-- START Data lines --

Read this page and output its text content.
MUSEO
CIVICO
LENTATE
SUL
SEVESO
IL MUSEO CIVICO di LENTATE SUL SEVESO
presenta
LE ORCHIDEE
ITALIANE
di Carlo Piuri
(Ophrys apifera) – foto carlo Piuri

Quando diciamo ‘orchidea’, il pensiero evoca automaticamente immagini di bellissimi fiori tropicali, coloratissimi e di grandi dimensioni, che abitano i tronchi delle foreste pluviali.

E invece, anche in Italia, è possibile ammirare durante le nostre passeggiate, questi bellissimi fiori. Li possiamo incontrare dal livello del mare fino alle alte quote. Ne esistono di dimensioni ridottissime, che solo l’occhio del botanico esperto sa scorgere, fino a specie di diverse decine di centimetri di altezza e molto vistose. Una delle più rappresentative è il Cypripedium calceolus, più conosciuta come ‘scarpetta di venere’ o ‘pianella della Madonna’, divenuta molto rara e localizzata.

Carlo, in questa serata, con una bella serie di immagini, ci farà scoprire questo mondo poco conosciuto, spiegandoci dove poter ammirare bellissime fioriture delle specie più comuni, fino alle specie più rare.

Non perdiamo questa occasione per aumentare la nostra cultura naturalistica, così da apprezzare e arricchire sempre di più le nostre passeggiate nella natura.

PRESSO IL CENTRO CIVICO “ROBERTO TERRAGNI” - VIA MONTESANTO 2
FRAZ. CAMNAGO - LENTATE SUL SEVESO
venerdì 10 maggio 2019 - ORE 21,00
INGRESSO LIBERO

-- END Data lines --

Output the full listing without altering anything.

Answer to the problem:
Read this page and output its text content.
MUSEO
CIVICO
LENTATE
SUL
SEVESO
IL MUSEO CIVICO di LENTATE SUL SEVESO
presenta
LE ORCHIDEE
ITALIANE
di Carlo Piuri
(Ophrys apifera) – foto carlo Piuri

Quando diciamo ‘orchidea’, il pensiero evoca automaticamente immagini di bellissimi fiori tropicali, coloratissimi e di grandi dimensioni, che abitano i tronchi delle foreste pluviali.

E invece, anche in Italia, è possibile ammirare durante le nostre passeggiate, questi bellissimi fiori. Li possiamo incontrare dal livello del mare fino alle alte quote. Ne esistono di dimensioni ridottissime, che solo l’occhio del botanico esperto sa scorgere, fino a specie di diverse decine di centimetri di altezza e molto vistose. Una delle più rappresentative è il Cypripedium calceolus, più conosciuta come ‘scarpetta di venere’ o ‘pianella della Madonna’, divenuta molto rara e localizzata.

Carlo, in questa serata, con una bella serie di immagini, ci farà scoprire questo mondo poco conosciuto, spiegandoci dove poter ammirare bellissime fioriture delle specie più comuni, fino alle specie più rare.

Non perdiamo questa occasione per aumentare la nostra cultura naturalistica, così da apprezzare e arricchire sempre di più le nostre passeggiate nella natura.

PRESSO IL CENTRO CIVICO “ROBERTO TERRAGNI” - VIA MONTESANTO 2
FRAZ. CAMNAGO - LENTATE SUL SEVESO
venerdì 10 maggio 2019 - ORE 21,00
INGRESSO LIBERO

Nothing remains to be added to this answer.